## Exercise instructions
Scan the records for the string "pure"; copy each line where it occurs.

(Stored records)

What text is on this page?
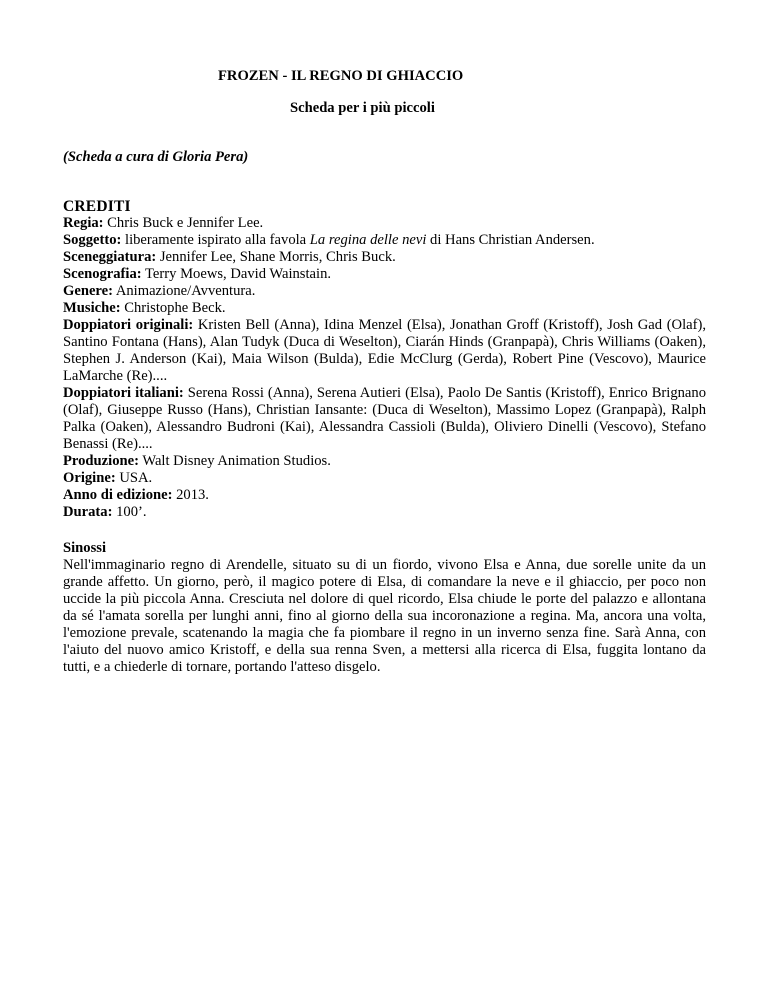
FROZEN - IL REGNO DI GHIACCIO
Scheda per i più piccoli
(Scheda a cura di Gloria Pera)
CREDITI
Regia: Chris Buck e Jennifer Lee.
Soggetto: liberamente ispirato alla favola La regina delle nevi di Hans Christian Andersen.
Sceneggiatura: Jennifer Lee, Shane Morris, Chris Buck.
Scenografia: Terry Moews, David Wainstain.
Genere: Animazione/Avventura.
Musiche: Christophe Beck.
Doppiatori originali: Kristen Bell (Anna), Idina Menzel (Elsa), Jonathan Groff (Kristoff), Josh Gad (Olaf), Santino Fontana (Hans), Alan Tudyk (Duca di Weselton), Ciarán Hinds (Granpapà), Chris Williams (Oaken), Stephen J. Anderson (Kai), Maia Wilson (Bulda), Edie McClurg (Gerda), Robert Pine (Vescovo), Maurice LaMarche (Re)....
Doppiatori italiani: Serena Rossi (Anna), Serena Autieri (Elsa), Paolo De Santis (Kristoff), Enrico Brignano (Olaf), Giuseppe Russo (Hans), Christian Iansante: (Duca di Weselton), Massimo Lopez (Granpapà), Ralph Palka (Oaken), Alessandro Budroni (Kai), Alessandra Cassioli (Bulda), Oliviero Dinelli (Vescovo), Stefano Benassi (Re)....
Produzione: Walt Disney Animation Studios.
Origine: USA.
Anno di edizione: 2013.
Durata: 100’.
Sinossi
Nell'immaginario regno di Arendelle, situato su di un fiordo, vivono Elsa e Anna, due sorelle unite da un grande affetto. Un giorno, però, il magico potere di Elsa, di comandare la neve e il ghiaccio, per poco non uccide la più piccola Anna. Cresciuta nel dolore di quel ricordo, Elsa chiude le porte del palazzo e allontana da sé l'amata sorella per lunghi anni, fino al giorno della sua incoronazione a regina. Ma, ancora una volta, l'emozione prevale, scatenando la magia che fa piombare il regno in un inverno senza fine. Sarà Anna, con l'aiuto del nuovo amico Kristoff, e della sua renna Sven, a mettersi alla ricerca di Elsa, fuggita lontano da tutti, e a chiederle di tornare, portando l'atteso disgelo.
--
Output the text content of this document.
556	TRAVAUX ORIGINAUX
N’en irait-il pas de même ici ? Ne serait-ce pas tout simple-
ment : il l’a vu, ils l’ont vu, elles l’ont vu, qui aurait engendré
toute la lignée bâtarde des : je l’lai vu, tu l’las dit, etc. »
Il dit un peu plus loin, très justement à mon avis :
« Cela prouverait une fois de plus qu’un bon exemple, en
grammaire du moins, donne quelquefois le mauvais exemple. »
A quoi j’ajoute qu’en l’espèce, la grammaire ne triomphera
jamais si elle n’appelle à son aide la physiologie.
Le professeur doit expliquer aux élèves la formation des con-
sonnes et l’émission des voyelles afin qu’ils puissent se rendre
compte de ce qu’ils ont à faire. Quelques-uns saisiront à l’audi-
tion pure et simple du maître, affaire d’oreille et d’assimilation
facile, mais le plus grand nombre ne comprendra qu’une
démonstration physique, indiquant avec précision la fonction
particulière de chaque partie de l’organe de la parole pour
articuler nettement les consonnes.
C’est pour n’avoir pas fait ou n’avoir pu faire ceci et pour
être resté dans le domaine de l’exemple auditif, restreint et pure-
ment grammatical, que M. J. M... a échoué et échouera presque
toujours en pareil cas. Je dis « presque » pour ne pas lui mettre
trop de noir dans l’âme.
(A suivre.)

## Result for this exercise
tion pure et simple du maître, affaire d’oreille et d’assimilation
être resté dans le domaine de l’exemple auditif, restreint et pure-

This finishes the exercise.